## WORK INSTRUCTIONS:
In the entries below, identify every line with the string "data" and copy it.

## MATERIAL PROVIDED:
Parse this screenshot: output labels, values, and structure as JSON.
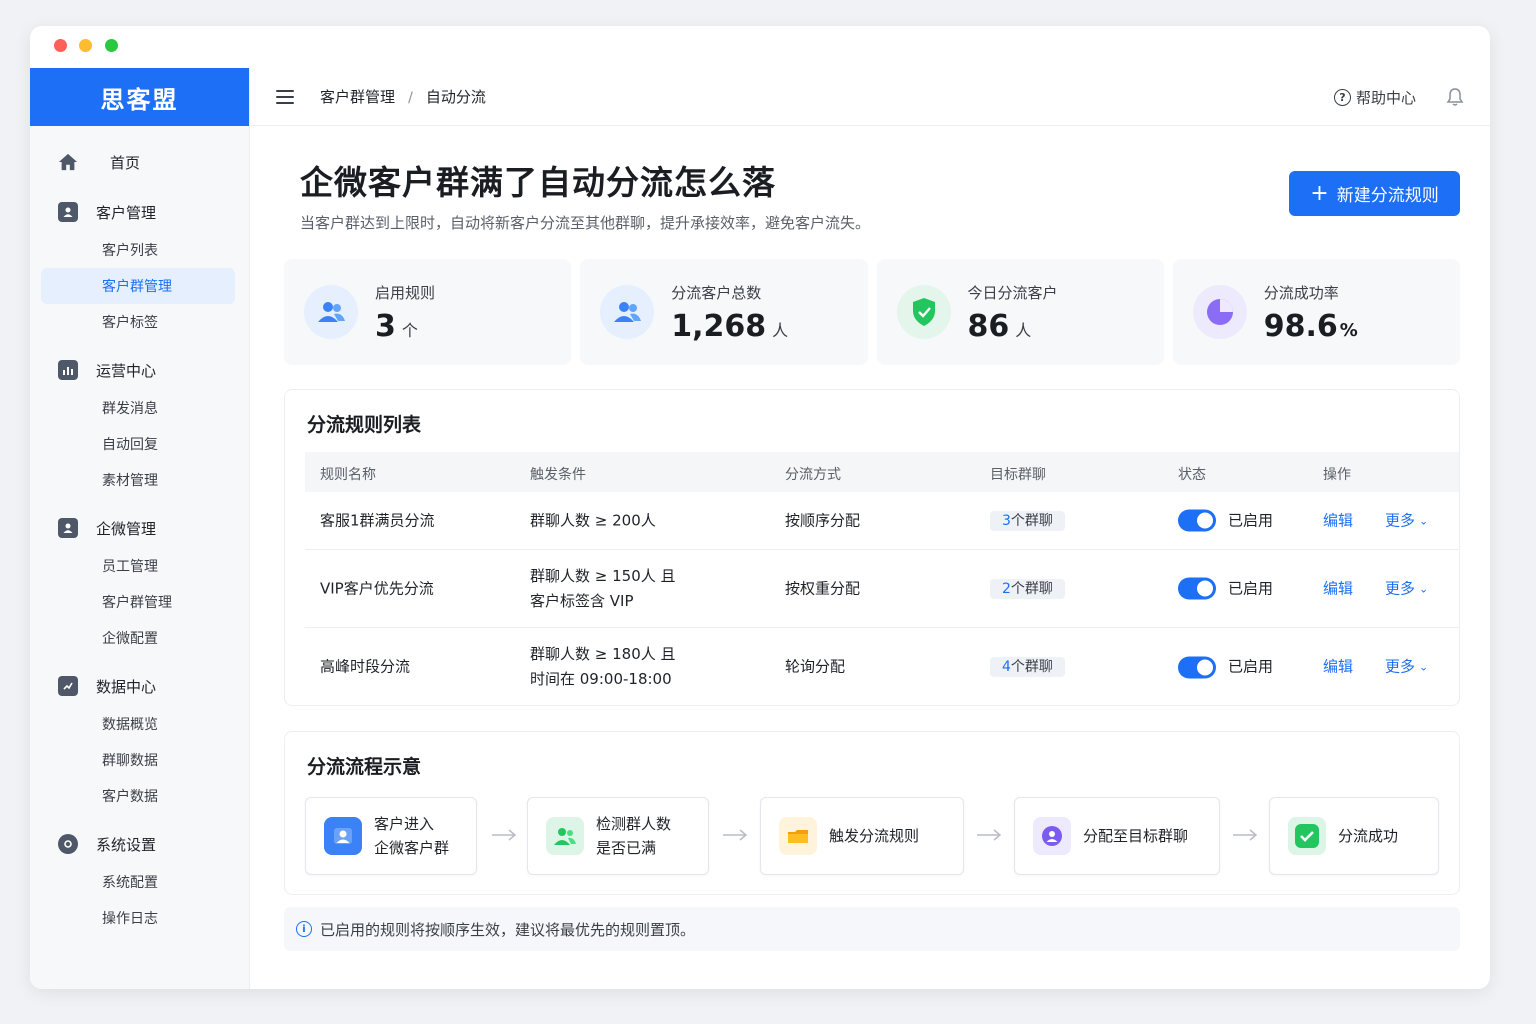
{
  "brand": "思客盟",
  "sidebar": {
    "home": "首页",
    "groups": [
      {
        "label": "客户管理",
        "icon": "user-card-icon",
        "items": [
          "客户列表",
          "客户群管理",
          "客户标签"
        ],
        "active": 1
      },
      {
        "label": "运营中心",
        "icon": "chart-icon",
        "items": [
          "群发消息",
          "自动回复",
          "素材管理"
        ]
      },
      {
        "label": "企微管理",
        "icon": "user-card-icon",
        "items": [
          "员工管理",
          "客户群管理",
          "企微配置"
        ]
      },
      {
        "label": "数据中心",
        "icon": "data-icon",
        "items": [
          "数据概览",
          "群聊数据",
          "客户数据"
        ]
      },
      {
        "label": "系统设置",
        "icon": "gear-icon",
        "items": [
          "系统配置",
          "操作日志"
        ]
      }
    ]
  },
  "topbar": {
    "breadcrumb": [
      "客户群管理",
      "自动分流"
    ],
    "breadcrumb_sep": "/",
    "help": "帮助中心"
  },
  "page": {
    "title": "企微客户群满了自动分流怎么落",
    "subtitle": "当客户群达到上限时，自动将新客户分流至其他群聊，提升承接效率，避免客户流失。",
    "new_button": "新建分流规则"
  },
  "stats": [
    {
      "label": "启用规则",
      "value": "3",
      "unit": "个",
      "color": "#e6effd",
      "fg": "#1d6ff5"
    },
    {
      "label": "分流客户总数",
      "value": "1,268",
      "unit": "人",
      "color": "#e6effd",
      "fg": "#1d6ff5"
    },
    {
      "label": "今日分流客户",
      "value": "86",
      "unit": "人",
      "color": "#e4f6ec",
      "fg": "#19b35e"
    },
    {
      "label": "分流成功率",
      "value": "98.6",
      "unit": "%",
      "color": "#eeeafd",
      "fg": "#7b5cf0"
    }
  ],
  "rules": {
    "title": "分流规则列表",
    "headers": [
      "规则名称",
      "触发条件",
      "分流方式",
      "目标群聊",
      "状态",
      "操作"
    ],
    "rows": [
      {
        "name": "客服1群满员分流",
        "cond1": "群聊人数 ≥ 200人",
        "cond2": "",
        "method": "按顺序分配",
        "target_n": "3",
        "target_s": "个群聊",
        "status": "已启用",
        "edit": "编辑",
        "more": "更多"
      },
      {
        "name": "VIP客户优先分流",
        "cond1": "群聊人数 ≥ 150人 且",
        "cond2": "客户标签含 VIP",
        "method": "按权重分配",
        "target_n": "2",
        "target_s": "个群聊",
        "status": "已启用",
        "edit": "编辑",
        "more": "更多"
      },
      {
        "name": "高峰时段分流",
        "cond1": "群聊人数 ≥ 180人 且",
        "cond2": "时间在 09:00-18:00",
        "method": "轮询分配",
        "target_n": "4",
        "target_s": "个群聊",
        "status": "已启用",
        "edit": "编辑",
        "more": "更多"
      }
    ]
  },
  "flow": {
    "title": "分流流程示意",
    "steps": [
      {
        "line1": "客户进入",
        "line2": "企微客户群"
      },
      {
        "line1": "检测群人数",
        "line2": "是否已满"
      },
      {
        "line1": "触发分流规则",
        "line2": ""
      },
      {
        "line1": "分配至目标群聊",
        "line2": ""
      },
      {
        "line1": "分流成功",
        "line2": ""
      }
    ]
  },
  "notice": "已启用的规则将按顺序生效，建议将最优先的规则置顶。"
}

---

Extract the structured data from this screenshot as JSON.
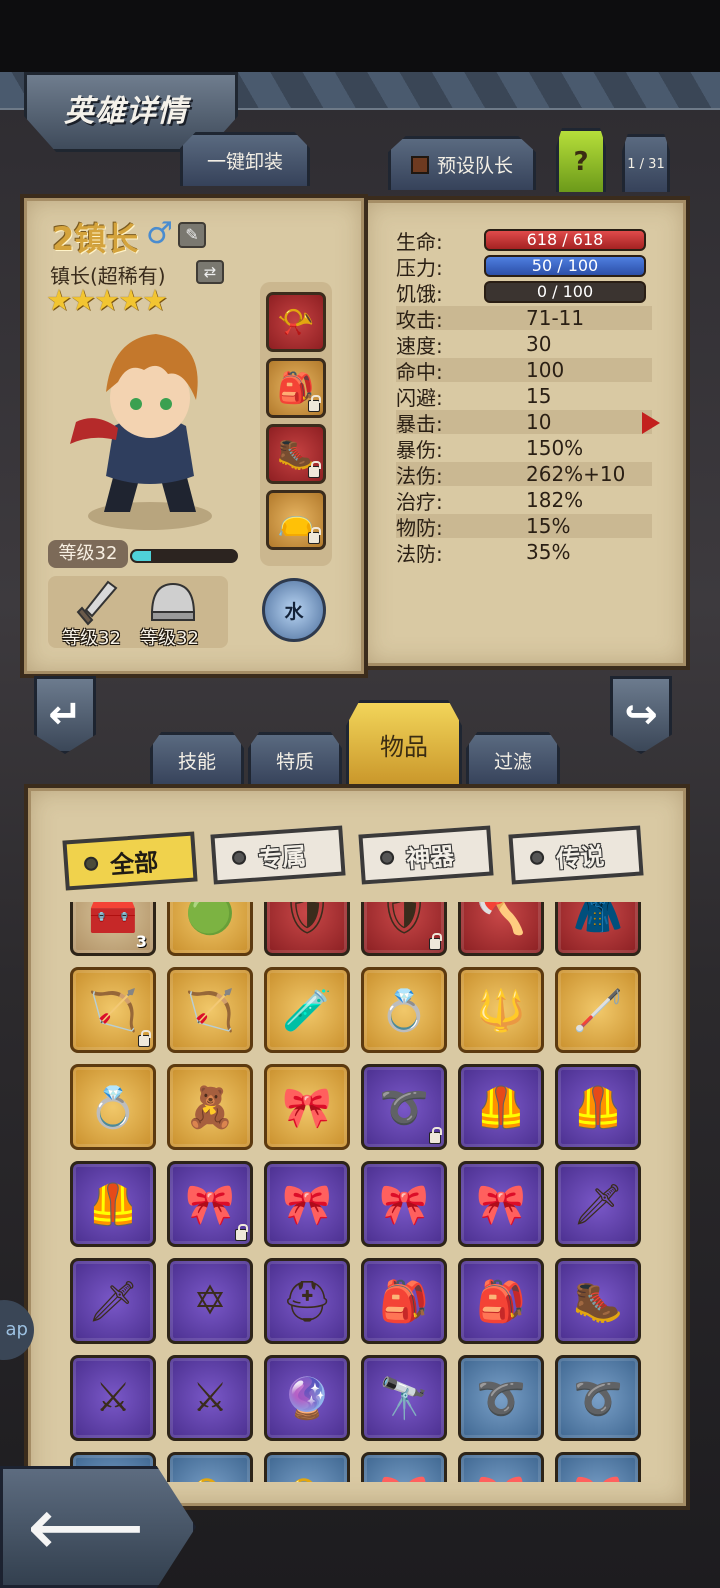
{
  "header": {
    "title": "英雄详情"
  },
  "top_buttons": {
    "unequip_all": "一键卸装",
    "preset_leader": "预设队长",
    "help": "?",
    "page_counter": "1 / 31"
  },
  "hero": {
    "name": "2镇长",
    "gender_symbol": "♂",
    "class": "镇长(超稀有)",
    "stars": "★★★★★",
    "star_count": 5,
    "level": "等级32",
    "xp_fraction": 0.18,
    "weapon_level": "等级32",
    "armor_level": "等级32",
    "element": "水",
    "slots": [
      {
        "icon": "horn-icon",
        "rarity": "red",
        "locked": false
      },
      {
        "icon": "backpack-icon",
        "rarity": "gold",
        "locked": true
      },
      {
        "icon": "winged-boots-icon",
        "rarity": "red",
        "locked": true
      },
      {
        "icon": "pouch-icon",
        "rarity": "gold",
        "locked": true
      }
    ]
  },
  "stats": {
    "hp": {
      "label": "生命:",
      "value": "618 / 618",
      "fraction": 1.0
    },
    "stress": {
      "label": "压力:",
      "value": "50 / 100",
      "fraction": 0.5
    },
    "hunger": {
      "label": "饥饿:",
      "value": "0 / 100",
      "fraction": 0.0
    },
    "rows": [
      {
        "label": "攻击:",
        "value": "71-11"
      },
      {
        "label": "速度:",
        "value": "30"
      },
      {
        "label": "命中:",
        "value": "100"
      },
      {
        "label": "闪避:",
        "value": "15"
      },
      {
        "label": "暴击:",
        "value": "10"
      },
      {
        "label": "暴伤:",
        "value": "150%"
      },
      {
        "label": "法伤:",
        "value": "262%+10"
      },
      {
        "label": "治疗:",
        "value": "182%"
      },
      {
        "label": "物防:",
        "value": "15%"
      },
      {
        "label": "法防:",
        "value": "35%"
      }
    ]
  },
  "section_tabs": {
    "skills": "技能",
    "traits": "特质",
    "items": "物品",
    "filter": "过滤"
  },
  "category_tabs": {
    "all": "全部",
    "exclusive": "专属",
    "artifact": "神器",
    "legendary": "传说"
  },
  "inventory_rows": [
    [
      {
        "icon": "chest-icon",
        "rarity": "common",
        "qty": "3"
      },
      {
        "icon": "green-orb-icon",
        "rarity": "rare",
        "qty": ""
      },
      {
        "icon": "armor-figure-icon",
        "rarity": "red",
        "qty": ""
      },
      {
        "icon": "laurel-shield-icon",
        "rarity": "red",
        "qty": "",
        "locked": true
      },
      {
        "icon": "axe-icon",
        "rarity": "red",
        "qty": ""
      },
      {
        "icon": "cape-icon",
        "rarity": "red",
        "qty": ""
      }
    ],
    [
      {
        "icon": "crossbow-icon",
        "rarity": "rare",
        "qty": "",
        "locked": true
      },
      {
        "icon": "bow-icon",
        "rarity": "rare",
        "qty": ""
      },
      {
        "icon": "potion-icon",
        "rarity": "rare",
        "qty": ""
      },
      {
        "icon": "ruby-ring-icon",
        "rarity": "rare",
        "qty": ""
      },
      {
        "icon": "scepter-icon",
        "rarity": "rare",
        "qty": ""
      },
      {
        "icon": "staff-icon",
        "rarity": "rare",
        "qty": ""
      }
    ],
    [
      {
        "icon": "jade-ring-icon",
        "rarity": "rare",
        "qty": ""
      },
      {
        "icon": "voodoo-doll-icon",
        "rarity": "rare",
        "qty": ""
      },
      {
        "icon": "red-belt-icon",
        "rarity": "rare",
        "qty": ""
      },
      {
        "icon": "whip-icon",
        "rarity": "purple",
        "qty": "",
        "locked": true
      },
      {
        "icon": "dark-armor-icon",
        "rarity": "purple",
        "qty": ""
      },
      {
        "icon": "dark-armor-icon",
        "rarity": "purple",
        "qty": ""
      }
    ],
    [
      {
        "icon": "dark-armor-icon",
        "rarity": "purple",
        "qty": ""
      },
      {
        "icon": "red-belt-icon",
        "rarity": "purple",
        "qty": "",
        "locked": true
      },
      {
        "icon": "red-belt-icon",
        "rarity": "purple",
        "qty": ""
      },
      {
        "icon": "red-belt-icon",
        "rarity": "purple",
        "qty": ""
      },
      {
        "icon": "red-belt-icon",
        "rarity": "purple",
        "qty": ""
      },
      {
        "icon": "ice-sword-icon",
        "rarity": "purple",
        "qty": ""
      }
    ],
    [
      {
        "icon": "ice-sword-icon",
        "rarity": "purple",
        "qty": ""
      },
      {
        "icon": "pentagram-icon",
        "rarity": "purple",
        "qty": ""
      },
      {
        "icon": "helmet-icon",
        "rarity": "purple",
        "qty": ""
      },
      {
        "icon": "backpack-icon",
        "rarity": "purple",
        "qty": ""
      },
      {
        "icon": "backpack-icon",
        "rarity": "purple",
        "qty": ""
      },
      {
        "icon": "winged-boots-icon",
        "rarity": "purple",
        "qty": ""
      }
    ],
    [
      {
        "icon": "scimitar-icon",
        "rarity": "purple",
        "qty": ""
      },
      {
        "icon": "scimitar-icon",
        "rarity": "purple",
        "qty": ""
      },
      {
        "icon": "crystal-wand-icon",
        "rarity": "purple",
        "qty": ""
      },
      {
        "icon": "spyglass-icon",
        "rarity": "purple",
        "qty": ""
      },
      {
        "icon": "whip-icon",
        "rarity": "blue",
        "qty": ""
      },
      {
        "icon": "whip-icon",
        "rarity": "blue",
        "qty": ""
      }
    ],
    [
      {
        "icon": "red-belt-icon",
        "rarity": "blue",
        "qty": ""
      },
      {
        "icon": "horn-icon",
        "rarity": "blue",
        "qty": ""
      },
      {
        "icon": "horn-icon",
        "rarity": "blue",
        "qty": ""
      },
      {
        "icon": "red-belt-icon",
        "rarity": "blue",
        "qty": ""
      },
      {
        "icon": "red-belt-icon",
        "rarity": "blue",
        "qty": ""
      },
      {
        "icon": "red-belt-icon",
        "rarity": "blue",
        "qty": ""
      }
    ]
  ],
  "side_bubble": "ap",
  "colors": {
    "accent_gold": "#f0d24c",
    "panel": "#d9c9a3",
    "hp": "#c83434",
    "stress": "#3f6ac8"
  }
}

## OUTPUT FOR THIS EXERCISE:
        "icon": "data-icon",
Extract the structured data from this screenshot as JSON.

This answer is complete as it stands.